▶ [EXERCISE DIRECTIONS] Return the listing below in full, with every line exactly as it is.

(Extracted records)

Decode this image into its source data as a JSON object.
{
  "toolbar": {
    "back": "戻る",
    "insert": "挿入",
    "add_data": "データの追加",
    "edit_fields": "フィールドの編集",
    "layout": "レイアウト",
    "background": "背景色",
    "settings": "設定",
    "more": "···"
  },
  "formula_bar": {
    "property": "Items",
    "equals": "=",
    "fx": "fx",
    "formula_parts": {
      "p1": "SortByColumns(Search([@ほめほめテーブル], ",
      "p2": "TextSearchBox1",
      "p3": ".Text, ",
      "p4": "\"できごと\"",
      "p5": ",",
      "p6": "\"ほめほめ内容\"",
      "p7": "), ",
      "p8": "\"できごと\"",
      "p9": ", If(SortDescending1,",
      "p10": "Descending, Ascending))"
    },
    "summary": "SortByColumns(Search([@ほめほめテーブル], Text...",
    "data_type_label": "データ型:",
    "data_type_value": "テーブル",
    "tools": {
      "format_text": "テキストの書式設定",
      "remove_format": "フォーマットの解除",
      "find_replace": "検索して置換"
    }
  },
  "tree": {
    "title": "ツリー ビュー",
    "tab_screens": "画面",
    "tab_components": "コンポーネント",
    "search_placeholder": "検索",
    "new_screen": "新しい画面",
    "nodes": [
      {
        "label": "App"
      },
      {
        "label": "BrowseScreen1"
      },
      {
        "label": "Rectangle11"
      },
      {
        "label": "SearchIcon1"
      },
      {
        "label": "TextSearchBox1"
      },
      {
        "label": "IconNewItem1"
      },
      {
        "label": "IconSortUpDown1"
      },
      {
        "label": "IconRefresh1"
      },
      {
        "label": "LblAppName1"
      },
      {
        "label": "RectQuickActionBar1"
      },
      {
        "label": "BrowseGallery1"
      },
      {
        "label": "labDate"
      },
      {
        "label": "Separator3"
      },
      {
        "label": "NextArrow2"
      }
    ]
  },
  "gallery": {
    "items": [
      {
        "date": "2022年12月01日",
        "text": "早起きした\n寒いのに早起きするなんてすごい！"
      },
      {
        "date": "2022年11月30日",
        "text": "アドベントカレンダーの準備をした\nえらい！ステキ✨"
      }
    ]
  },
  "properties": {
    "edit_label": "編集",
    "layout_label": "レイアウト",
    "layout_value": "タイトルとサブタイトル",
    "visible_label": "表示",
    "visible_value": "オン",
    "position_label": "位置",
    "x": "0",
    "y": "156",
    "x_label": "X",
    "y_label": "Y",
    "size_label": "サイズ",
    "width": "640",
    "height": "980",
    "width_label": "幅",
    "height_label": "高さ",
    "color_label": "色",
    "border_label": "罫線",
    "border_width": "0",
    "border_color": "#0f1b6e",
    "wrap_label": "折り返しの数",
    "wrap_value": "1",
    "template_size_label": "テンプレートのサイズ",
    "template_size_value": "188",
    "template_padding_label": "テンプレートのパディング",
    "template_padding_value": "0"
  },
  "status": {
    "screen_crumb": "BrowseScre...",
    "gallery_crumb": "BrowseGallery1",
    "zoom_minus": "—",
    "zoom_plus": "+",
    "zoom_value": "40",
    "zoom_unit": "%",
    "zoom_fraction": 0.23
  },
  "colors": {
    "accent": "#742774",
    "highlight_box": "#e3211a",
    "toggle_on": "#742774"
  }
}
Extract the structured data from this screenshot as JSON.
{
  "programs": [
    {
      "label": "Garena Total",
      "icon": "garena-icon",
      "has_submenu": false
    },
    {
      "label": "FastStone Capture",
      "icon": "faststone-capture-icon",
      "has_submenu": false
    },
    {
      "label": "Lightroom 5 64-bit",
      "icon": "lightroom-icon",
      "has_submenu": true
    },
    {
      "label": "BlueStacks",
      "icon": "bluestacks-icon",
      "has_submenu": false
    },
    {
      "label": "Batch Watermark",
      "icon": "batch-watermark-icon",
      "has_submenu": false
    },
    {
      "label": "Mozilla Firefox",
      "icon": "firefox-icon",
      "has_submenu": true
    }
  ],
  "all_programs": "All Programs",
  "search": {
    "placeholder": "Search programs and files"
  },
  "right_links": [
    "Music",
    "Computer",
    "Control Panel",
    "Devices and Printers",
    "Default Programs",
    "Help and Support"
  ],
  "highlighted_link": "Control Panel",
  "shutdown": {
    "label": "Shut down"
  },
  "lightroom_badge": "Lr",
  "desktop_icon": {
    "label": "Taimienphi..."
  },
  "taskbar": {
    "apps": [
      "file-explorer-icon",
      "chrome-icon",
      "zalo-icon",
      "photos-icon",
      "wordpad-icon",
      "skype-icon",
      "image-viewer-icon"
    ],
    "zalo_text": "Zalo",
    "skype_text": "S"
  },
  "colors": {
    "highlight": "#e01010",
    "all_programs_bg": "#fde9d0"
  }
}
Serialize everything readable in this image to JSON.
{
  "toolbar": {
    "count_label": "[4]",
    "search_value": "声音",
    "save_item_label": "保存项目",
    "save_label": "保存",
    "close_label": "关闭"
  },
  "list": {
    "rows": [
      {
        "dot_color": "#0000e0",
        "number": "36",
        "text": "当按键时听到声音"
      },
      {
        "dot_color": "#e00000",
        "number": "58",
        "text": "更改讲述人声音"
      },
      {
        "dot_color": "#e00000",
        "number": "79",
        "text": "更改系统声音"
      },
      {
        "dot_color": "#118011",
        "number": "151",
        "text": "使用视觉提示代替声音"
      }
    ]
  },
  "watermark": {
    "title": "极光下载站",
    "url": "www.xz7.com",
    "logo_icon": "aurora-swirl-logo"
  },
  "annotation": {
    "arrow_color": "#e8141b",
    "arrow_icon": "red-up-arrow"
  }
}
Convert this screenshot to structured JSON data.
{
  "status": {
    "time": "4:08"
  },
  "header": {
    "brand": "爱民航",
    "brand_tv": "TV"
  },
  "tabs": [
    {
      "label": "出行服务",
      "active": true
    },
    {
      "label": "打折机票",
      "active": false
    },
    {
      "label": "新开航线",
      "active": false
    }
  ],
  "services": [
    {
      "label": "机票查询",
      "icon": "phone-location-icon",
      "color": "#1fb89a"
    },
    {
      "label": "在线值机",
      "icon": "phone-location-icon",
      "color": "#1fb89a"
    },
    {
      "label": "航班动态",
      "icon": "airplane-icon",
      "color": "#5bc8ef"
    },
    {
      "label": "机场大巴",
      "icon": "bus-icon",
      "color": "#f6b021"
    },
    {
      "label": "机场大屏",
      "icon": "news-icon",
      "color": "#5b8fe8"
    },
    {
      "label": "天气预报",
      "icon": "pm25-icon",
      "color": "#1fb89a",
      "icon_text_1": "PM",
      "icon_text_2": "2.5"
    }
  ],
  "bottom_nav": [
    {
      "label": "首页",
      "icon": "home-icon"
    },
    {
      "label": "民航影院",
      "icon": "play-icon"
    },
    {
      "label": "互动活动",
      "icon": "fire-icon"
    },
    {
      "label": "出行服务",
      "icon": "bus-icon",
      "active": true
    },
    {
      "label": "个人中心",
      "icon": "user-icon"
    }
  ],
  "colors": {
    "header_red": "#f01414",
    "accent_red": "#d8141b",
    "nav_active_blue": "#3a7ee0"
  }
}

▶ [RESULT OF THE EXERCISE]
Decode this image into its source data as a JSON object.
{
  "toolbar": {
    "back": "戻る",
    "insert": "挿入",
    "add_data": "データの追加",
    "edit_fields": "フィールドの編集",
    "layout": "レイアウト",
    "background": "背景色",
    "settings": "設定",
    "more": "···"
  },
  "formula_bar": {
    "property": "Items",
    "equals": "=",
    "fx": "fx",
    "formula_parts": {
      "p1": "SortByColumns(Search([@ほめほめテーブル], ",
      "p2": "TextSearchBox1",
      "p3": ".Text, ",
      "p4": "\"できごと\"",
      "p5": ",",
      "p6": "\"ほめほめ内容\"",
      "p7": "), ",
      "p8": "\"できごと\"",
      "p9": ", If(SortDescending1,",
      "p10": "Descending, Ascending))"
    },
    "summary": "SortByColumns(Search([@ほめほめテーブル], Text...",
    "data_type_label": "データ型:",
    "data_type_value": "テーブル",
    "tools": {
      "format_text": "テキストの書式設定",
      "remove_format": "フォーマットの解除",
      "find_replace": "検索して置換"
    }
  },
  "tree": {
    "title": "ツリー ビュー",
    "tab_screens": "画面",
    "tab_components": "コンポーネント",
    "search_placeholder": "検索",
    "new_screen": "新しい画面",
    "nodes": [
      {
        "label": "App"
      },
      {
        "label": "BrowseScreen1"
      },
      {
        "label": "Rectangle11"
      },
      {
        "label": "SearchIcon1"
      },
      {
        "label": "TextSearchBox1"
      },
      {
        "label": "IconNewItem1"
      },
      {
        "label": "IconSortUpDown1"
      },
      {
        "label": "IconRefresh1"
      },
      {
        "label": "LblAppName1"
      },
      {
        "label": "RectQuickActionBar1"
      },
      {
        "label": "BrowseGallery1"
      },
      {
        "label": "labDate"
      },
      {
        "label": "Separator3"
      },
      {
        "label": "NextArrow2"
      }
    ]
  },
  "gallery": {
    "items": [
      {
        "date": "2022年12月01日",
        "text": "早起きした\n寒いのに早起きするなんてすごい！"
      },
      {
        "date": "2022年11月30日",
        "text": "アドベントカレンダーの準備をした\nえらい！ステキ✨"
      }
    ]
  },
  "properties": {
    "edit_label": "編集",
    "layout_label": "レイアウト",
    "layout_value": "タイトルとサブタイトル",
    "visible_label": "表示",
    "visible_value": "オン",
    "position_label": "位置",
    "x": "0",
    "y": "156",
    "x_label": "X",
    "y_label": "Y",
    "size_label": "サイズ",
    "width": "640",
    "height": "980",
    "width_label": "幅",
    "height_label": "高さ",
    "color_label": "色",
    "border_label": "罫線",
    "border_width": "0",
    "border_color": "#0f1b6e",
    "wrap_label": "折り返しの数",
    "wrap_value": "1",
    "template_size_label": "テンプレートのサイズ",
    "template_size_value": "188",
    "template_padding_label": "テンプレートのパディング",
    "template_padding_value": "0"
  },
  "status": {
    "screen_crumb": "BrowseScre...",
    "gallery_crumb": "BrowseGallery1",
    "zoom_minus": "—",
    "zoom_plus": "+",
    "zoom_value": "40",
    "zoom_unit": "%",
    "zoom_fraction": 0.23
  },
  "colors": {
    "accent": "#742774",
    "highlight_box": "#e3211a",
    "toggle_on": "#742774"
  }
}
Extract the structured data from this screenshot as JSON.
{
  "programs": [
    {
      "label": "Garena Total",
      "icon": "garena-icon",
      "has_submenu": false
    },
    {
      "label": "FastStone Capture",
      "icon": "faststone-capture-icon",
      "has_submenu": false
    },
    {
      "label": "Lightroom 5 64-bit",
      "icon": "lightroom-icon",
      "has_submenu": true
    },
    {
      "label": "BlueStacks",
      "icon": "bluestacks-icon",
      "has_submenu": false
    },
    {
      "label": "Batch Watermark",
      "icon": "batch-watermark-icon",
      "has_submenu": false
    },
    {
      "label": "Mozilla Firefox",
      "icon": "firefox-icon",
      "has_submenu": true
    }
  ],
  "all_programs": "All Programs",
  "search": {
    "placeholder": "Search programs and files"
  },
  "right_links": [
    "Music",
    "Computer",
    "Control Panel",
    "Devices and Printers",
    "Default Programs",
    "Help and Support"
  ],
  "highlighted_link": "Control Panel",
  "shutdown": {
    "label": "Shut down"
  },
  "lightroom_badge": "Lr",
  "desktop_icon": {
    "label": "Taimienphi..."
  },
  "taskbar": {
    "apps": [
      "file-explorer-icon",
      "chrome-icon",
      "zalo-icon",
      "photos-icon",
      "wordpad-icon",
      "skype-icon",
      "image-viewer-icon"
    ],
    "zalo_text": "Zalo",
    "skype_text": "S"
  },
  "colors": {
    "highlight": "#e01010",
    "all_programs_bg": "#fde9d0"
  }
}
Serialize everything readable in this image to JSON.
{
  "toolbar": {
    "count_label": "[4]",
    "search_value": "声音",
    "save_item_label": "保存项目",
    "save_label": "保存",
    "close_label": "关闭"
  },
  "list": {
    "rows": [
      {
        "dot_color": "#0000e0",
        "number": "36",
        "text": "当按键时听到声音"
      },
      {
        "dot_color": "#e00000",
        "number": "58",
        "text": "更改讲述人声音"
      },
      {
        "dot_color": "#e00000",
        "number": "79",
        "text": "更改系统声音"
      },
      {
        "dot_color": "#118011",
        "number": "151",
        "text": "使用视觉提示代替声音"
      }
    ]
  },
  "watermark": {
    "title": "极光下载站",
    "url": "www.xz7.com",
    "logo_icon": "aurora-swirl-logo"
  },
  "annotation": {
    "arrow_color": "#e8141b",
    "arrow_icon": "red-up-arrow"
  }
}
Convert this screenshot to structured JSON data.
{
  "status": {
    "time": "4:08"
  },
  "header": {
    "brand": "爱民航",
    "brand_tv": "TV"
  },
  "tabs": [
    {
      "label": "出行服务",
      "active": true
    },
    {
      "label": "打折机票",
      "active": false
    },
    {
      "label": "新开航线",
      "active": false
    }
  ],
  "services": [
    {
      "label": "机票查询",
      "icon": "phone-location-icon",
      "color": "#1fb89a"
    },
    {
      "label": "在线值机",
      "icon": "phone-location-icon",
      "color": "#1fb89a"
    },
    {
      "label": "航班动态",
      "icon": "airplane-icon",
      "color": "#5bc8ef"
    },
    {
      "label": "机场大巴",
      "icon": "bus-icon",
      "color": "#f6b021"
    },
    {
      "label": "机场大屏",
      "icon": "news-icon",
      "color": "#5b8fe8"
    },
    {
      "label": "天气预报",
      "icon": "pm25-icon",
      "color": "#1fb89a",
      "icon_text_1": "PM",
      "icon_text_2": "2.5"
    }
  ],
  "bottom_nav": [
    {
      "label": "首页",
      "icon": "home-icon"
    },
    {
      "label": "民航影院",
      "icon": "play-icon"
    },
    {
      "label": "互动活动",
      "icon": "fire-icon"
    },
    {
      "label": "出行服务",
      "icon": "bus-icon",
      "active": true
    },
    {
      "label": "个人中心",
      "icon": "user-icon"
    }
  ],
  "colors": {
    "header_red": "#f01414",
    "accent_red": "#d8141b",
    "nav_active_blue": "#3a7ee0"
  }
}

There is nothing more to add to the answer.